-- Start of Information supplied --
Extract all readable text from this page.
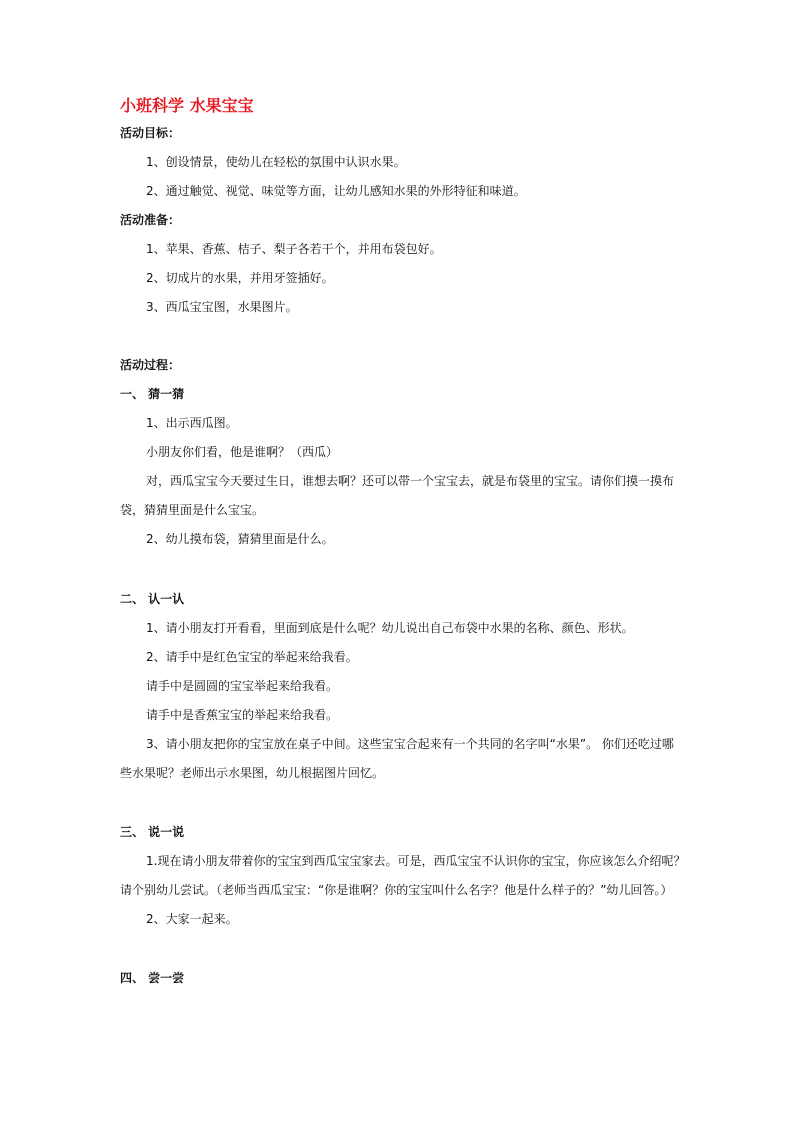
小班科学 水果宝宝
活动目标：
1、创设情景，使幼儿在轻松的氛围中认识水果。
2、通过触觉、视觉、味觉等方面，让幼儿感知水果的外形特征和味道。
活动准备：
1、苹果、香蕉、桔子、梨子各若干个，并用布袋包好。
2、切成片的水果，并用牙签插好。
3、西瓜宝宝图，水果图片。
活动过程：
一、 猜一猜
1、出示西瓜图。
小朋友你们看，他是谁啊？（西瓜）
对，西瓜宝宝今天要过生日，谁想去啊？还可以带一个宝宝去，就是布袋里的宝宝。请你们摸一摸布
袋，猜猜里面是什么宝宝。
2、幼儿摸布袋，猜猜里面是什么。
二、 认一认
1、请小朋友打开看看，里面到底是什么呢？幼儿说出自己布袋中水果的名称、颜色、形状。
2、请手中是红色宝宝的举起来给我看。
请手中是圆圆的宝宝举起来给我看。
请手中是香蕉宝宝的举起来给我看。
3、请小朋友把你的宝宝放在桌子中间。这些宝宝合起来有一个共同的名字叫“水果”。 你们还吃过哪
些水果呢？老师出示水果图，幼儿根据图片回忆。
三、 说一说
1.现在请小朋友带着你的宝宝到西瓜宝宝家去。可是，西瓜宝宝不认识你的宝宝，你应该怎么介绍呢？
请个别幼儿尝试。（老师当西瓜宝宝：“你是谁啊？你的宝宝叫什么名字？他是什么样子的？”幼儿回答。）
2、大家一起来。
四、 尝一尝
-- End of Information supplied --
-- Start of Information supplied --
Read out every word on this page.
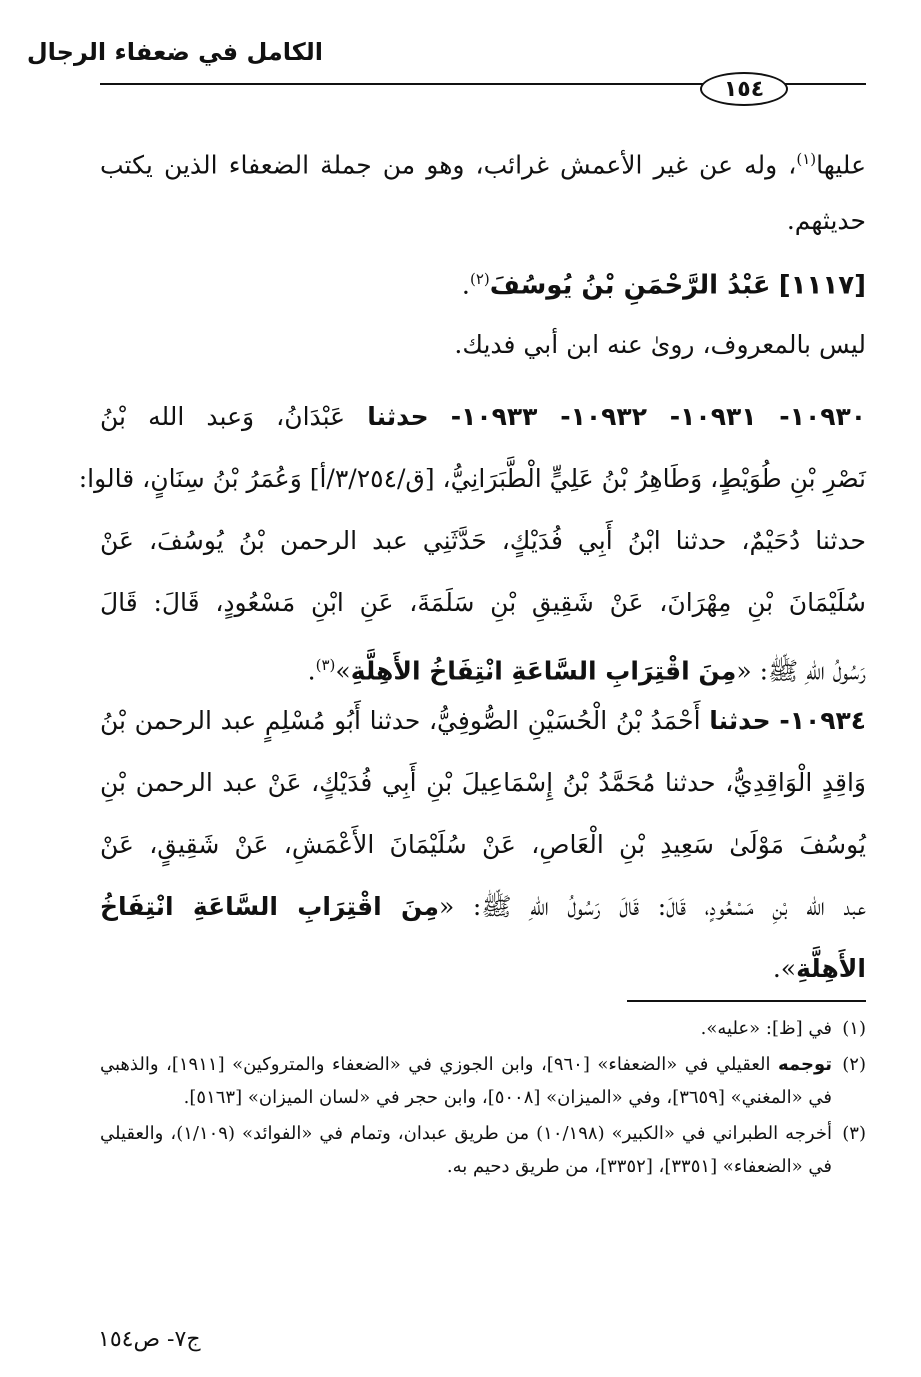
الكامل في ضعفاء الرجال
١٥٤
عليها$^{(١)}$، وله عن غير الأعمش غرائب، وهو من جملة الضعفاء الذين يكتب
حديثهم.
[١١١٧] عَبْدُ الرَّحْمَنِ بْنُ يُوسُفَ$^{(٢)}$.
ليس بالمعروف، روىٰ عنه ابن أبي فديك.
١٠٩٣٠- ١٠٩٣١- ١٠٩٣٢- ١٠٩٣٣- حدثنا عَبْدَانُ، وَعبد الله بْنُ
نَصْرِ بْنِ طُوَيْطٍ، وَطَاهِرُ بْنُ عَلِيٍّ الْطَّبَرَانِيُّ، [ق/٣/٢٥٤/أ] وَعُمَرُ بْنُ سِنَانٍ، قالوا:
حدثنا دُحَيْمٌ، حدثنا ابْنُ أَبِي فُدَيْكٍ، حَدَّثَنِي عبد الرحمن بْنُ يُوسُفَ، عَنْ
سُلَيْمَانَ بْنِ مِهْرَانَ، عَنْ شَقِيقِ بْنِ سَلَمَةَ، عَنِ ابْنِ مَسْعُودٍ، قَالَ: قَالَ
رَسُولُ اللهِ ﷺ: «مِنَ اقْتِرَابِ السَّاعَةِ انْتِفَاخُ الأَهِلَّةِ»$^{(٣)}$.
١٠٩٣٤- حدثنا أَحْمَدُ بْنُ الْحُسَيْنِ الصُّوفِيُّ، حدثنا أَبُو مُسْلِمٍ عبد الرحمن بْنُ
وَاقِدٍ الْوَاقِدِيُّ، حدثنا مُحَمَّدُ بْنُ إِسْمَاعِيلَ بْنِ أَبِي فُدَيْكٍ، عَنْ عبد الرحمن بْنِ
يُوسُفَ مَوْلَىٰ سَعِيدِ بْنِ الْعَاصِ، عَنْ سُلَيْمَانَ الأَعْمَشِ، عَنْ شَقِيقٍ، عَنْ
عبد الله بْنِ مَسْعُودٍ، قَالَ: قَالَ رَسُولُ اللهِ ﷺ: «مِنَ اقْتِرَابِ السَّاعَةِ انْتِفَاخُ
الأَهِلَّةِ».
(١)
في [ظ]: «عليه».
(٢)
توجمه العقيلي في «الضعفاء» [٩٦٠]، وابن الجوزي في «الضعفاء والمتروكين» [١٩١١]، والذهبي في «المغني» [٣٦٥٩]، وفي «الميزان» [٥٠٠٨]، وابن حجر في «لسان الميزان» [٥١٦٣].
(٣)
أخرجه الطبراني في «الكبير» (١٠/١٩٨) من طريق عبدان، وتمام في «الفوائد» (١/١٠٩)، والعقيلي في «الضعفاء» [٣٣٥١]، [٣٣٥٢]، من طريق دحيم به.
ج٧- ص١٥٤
-- End of Information supplied --
Task directions: Respond with the number of lines containing "حدثنا" and no additional words.

The reply: 4